MATERIALS PROVIDED:
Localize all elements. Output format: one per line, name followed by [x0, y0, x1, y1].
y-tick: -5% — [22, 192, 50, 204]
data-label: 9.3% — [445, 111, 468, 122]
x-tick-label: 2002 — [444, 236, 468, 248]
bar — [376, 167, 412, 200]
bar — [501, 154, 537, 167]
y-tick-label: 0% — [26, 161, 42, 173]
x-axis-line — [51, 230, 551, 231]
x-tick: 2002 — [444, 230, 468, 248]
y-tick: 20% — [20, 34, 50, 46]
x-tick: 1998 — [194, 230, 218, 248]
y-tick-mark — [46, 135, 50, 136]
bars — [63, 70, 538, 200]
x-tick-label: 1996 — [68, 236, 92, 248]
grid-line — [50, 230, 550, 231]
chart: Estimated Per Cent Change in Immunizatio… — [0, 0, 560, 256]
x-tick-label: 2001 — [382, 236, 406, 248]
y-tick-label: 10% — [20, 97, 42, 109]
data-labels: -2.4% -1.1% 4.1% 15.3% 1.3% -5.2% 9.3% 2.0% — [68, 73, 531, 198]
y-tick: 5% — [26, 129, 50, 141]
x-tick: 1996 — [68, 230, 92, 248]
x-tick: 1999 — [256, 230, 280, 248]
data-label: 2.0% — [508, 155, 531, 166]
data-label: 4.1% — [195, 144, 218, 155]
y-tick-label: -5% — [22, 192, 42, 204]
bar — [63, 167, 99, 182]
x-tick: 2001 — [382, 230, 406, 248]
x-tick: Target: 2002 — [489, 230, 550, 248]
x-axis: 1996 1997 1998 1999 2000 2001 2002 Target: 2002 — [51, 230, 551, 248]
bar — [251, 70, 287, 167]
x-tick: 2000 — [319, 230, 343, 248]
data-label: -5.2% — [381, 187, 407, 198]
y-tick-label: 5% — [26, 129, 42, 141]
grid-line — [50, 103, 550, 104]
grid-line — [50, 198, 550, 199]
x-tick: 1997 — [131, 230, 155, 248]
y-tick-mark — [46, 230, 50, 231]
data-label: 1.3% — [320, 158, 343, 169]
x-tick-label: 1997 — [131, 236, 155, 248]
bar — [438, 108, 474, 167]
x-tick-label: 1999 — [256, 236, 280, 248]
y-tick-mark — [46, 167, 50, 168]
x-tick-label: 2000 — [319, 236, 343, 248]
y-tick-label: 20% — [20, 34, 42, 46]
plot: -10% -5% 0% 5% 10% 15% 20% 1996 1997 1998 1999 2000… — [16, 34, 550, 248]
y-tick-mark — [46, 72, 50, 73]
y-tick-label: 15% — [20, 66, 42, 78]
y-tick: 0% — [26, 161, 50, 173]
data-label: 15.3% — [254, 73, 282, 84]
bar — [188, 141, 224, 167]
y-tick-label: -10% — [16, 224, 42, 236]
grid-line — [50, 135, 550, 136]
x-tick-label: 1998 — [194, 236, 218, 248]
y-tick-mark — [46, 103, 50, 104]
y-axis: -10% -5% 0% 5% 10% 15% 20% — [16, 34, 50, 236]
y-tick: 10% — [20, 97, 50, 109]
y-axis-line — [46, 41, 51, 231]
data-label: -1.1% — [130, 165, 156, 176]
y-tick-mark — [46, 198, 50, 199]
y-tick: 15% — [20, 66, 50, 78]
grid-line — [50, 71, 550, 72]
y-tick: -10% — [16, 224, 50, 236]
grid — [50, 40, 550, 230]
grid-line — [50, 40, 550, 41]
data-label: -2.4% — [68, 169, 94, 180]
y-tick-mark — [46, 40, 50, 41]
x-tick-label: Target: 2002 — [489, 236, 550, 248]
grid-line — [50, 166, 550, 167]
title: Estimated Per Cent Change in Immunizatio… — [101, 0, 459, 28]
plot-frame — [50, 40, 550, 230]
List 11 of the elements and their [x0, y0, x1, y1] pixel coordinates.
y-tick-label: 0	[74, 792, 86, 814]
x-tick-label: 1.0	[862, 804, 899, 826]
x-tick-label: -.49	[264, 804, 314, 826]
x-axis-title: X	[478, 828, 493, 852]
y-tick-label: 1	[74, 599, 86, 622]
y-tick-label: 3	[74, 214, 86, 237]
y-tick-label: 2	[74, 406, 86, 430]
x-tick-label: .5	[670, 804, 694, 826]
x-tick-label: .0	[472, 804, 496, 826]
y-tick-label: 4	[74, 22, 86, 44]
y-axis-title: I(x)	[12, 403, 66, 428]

WHAT THE TASK ASKS: Edit the lines above so that "Per Cent" becomes "Percent" wherever it occurs, and change nothing else.

EXERCISE RESPONSE:
Localize all elements. Output format: one per line, name followed by [x0, y0, x1, y1].
y-tick: -5% — [22, 192, 50, 204]
data-label: 9.3% — [445, 111, 468, 122]
x-tick-label: 2002 — [444, 236, 468, 248]
bar — [376, 167, 412, 200]
bar — [501, 154, 537, 167]
y-tick-label: 0% — [26, 161, 42, 173]
x-axis-line — [51, 230, 551, 231]
x-tick: 2002 — [444, 230, 468, 248]
y-tick: 20% — [20, 34, 50, 46]
x-tick: 1998 — [194, 230, 218, 248]
y-tick-mark — [46, 135, 50, 136]
bars — [63, 70, 538, 200]
x-tick-label: 1996 — [68, 236, 92, 248]
grid-line — [50, 230, 550, 231]
chart: Estimated Percent Change in Immunizatio… — [0, 0, 560, 256]
x-tick-label: 2001 — [382, 236, 406, 248]
y-tick-label: 10% — [20, 97, 42, 109]
data-labels: -2.4% -1.1% 4.1% 15.3% 1.3% -5.2% 9.3% 2.0% — [68, 73, 531, 198]
y-tick: 5% — [26, 129, 50, 141]
x-tick: 1996 — [68, 230, 92, 248]
x-tick: 1999 — [256, 230, 280, 248]
data-label: 2.0% — [508, 155, 531, 166]
data-label: 4.1% — [195, 144, 218, 155]
y-tick-label: -5% — [22, 192, 42, 204]
bar — [63, 167, 99, 182]
x-tick: 2001 — [382, 230, 406, 248]
x-tick: Target: 2002 — [489, 230, 550, 248]
x-axis: 1996 1997 1998 1999 2000 2001 2002 Target: 2002 — [51, 230, 551, 248]
bar — [251, 70, 287, 167]
x-tick: 2000 — [319, 230, 343, 248]
data-label: -5.2% — [381, 187, 407, 198]
y-tick-label: 5% — [26, 129, 42, 141]
grid-line — [50, 103, 550, 104]
grid-line — [50, 198, 550, 199]
x-tick: 1997 — [131, 230, 155, 248]
y-tick-mark — [46, 230, 50, 231]
data-label: 1.3% — [320, 158, 343, 169]
x-tick-label: 1997 — [131, 236, 155, 248]
bar — [438, 108, 474, 167]
x-tick-label: 1999 — [256, 236, 280, 248]
y-tick-mark — [46, 167, 50, 168]
x-tick-label: 2000 — [319, 236, 343, 248]
y-tick-label: 20% — [20, 34, 42, 46]
plot: -10% -5% 0% 5% 10% 15% 20% 1996 1997 1998 1999 2000… — [16, 34, 550, 248]
y-tick-mark — [46, 72, 50, 73]
y-tick-label: 15% — [20, 66, 42, 78]
y-tick: 0% — [26, 161, 50, 173]
data-label: 15.3% — [254, 73, 282, 84]
bar — [188, 141, 224, 167]
y-tick-label: -10% — [16, 224, 42, 236]
grid-line — [50, 135, 550, 136]
x-tick-label: 1998 — [194, 236, 218, 248]
y-tick-mark — [46, 103, 50, 104]
y-axis: -10% -5% 0% 5% 10% 15% 20% — [16, 34, 50, 236]
y-tick: 10% — [20, 97, 50, 109]
y-axis-line — [46, 41, 51, 231]
data-label: -1.1% — [130, 165, 156, 176]
y-tick-mark — [46, 198, 50, 199]
y-tick: 15% — [20, 66, 50, 78]
grid-line — [50, 71, 550, 72]
y-tick: -10% — [16, 224, 50, 236]
grid — [50, 40, 550, 230]
grid-line — [50, 40, 550, 41]
data-label: -2.4% — [68, 169, 94, 180]
y-tick-mark — [46, 40, 50, 41]
x-tick-label: Target: 2002 — [489, 236, 550, 248]
grid-line — [50, 166, 550, 167]
title: Estimated Percent Change in Immunizatio… — [101, 0, 459, 28]
plot-frame — [50, 40, 550, 230]
List 11 of the elements and their [x0, y0, x1, y1] pixel coordinates.
y-tick-label: 0	[74, 792, 86, 814]
x-tick-label: 1.0	[862, 804, 899, 826]
x-tick-label: -.49	[264, 804, 314, 826]
x-axis-title: X	[478, 828, 493, 852]
y-tick-label: 1	[74, 599, 86, 622]
y-tick-label: 3	[74, 214, 86, 237]
y-tick-label: 2	[74, 406, 86, 430]
x-tick-label: .5	[670, 804, 694, 826]
x-tick-label: .0	[472, 804, 496, 826]
y-tick-label: 4	[74, 22, 86, 44]
y-axis-title: I(x)	[12, 403, 66, 428]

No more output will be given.